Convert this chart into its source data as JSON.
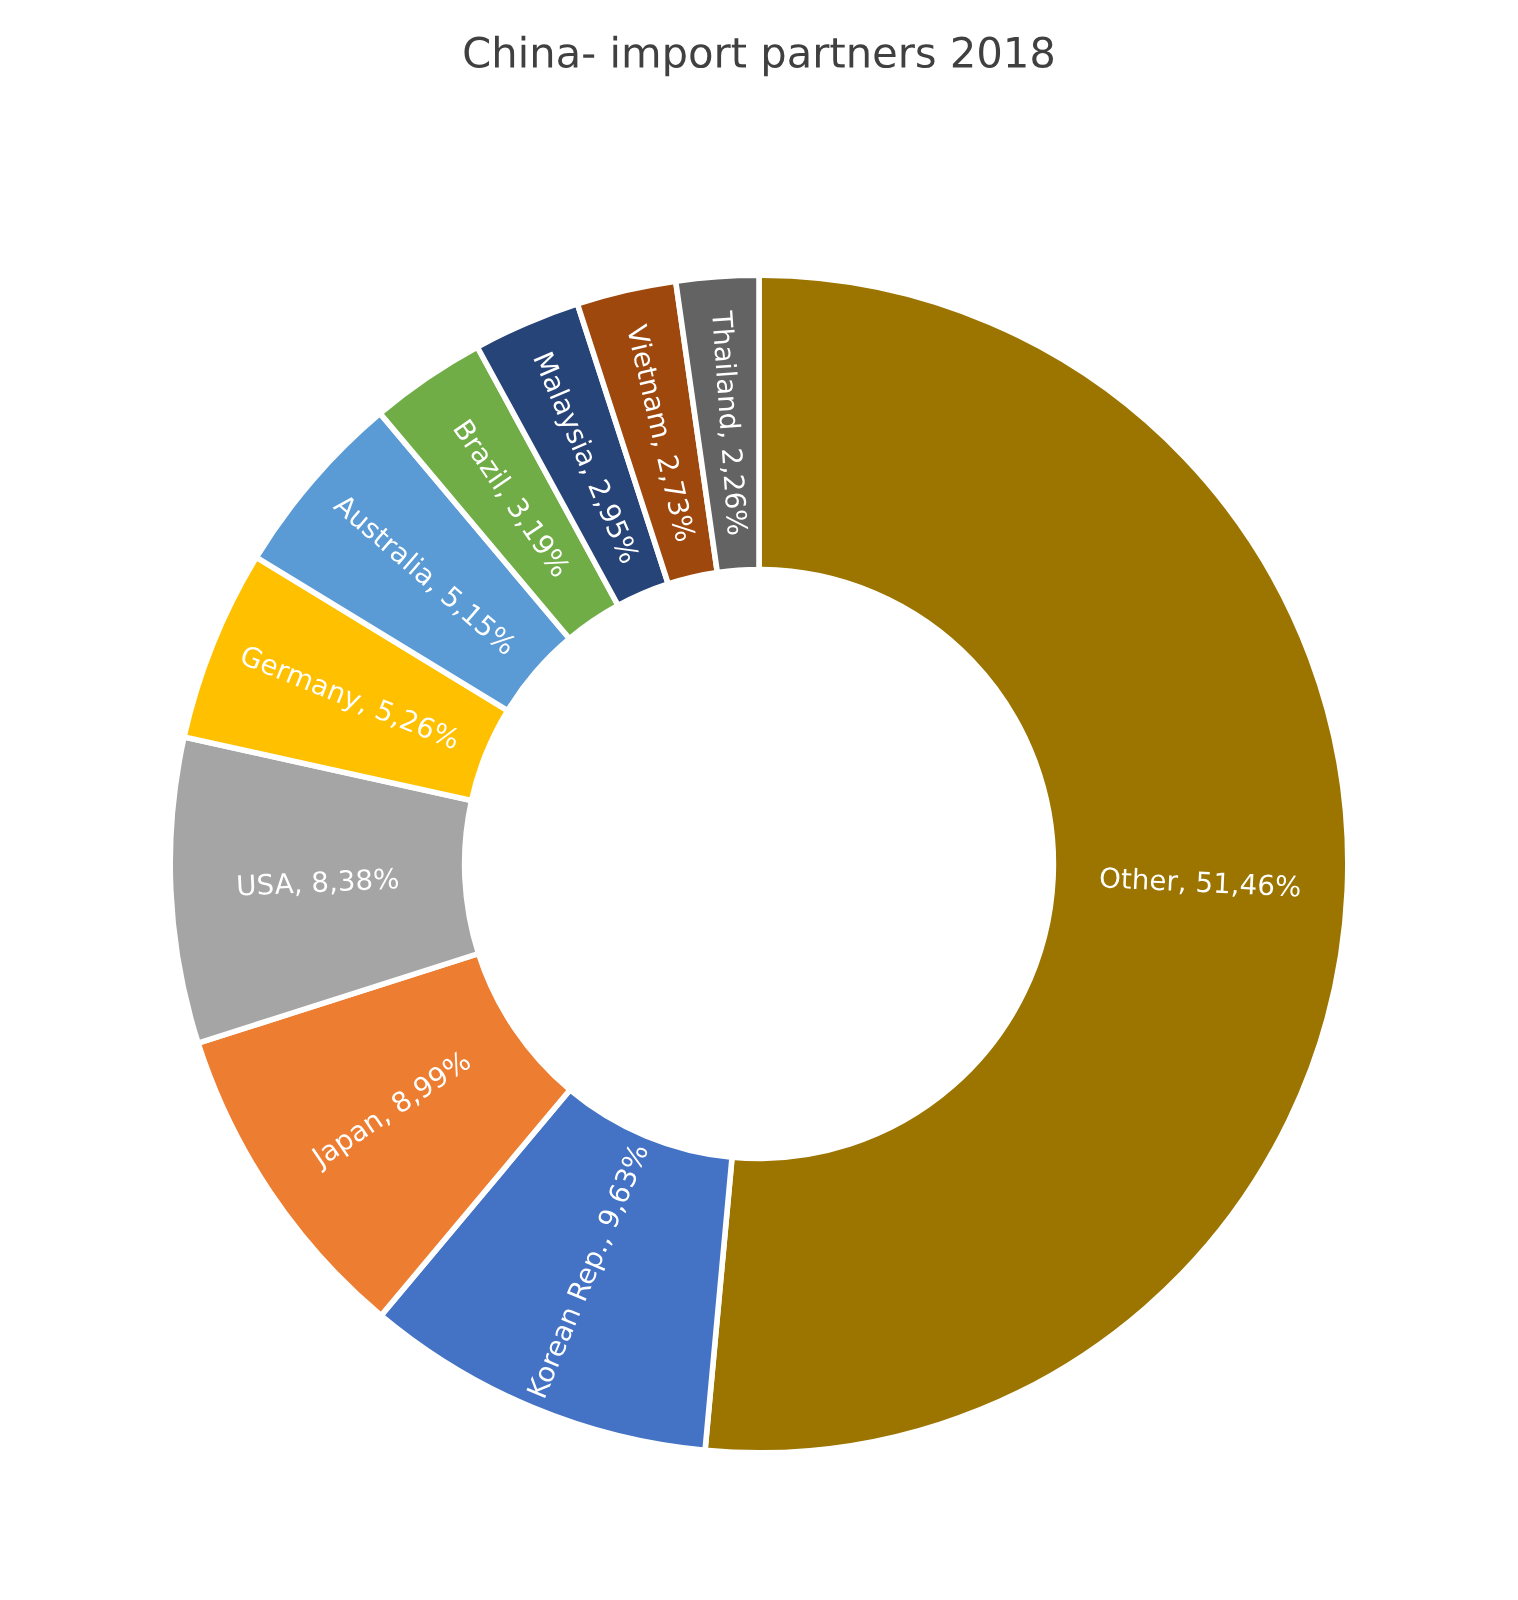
{
  "chart_data": {
    "type": "donut",
    "title": "China- import partners 2018",
    "categories": [
      "Other",
      "Korean Rep.",
      "Japan",
      "USA",
      "Germany",
      "Australia",
      "Brazil",
      "Malaysia",
      "Vietnam",
      "Thailand"
    ],
    "values": [
      51.46,
      9.63,
      8.99,
      8.38,
      5.26,
      5.15,
      3.19,
      2.95,
      2.73,
      2.26
    ],
    "value_labels": [
      "51,46%",
      "9,63%",
      "8,99%",
      "8,38%",
      "5,26%",
      "5,15%",
      "3,19%",
      "2,95%",
      "2,73%",
      "2,26%"
    ],
    "colors": [
      "#9c7500",
      "#4472c4",
      "#ed7d31",
      "#a5a5a5",
      "#ffc000",
      "#5b9bd5",
      "#70ad47",
      "#264478",
      "#9e480e",
      "#636363"
    ],
    "legend": false
  }
}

------------------------------

* JOB: Exclude the pictures. Write out the remaining data exactly.

* CORRECT RESULT:
Convert this chart into its source data as JSON.
{
  "chart_data": {
    "type": "donut",
    "title": "China- import partners 2018",
    "categories": [
      "Other",
      "Korean Rep.",
      "Japan",
      "USA",
      "Germany",
      "Australia",
      "Brazil",
      "Malaysia",
      "Vietnam",
      "Thailand"
    ],
    "values": [
      51.46,
      9.63,
      8.99,
      8.38,
      5.26,
      5.15,
      3.19,
      2.95,
      2.73,
      2.26
    ],
    "value_labels": [
      "51,46%",
      "9,63%",
      "8,99%",
      "8,38%",
      "5,26%",
      "5,15%",
      "3,19%",
      "2,95%",
      "2,73%",
      "2,26%"
    ],
    "colors": [
      "#9c7500",
      "#4472c4",
      "#ed7d31",
      "#a5a5a5",
      "#ffc000",
      "#5b9bd5",
      "#70ad47",
      "#264478",
      "#9e480e",
      "#636363"
    ],
    "legend": false
  }
}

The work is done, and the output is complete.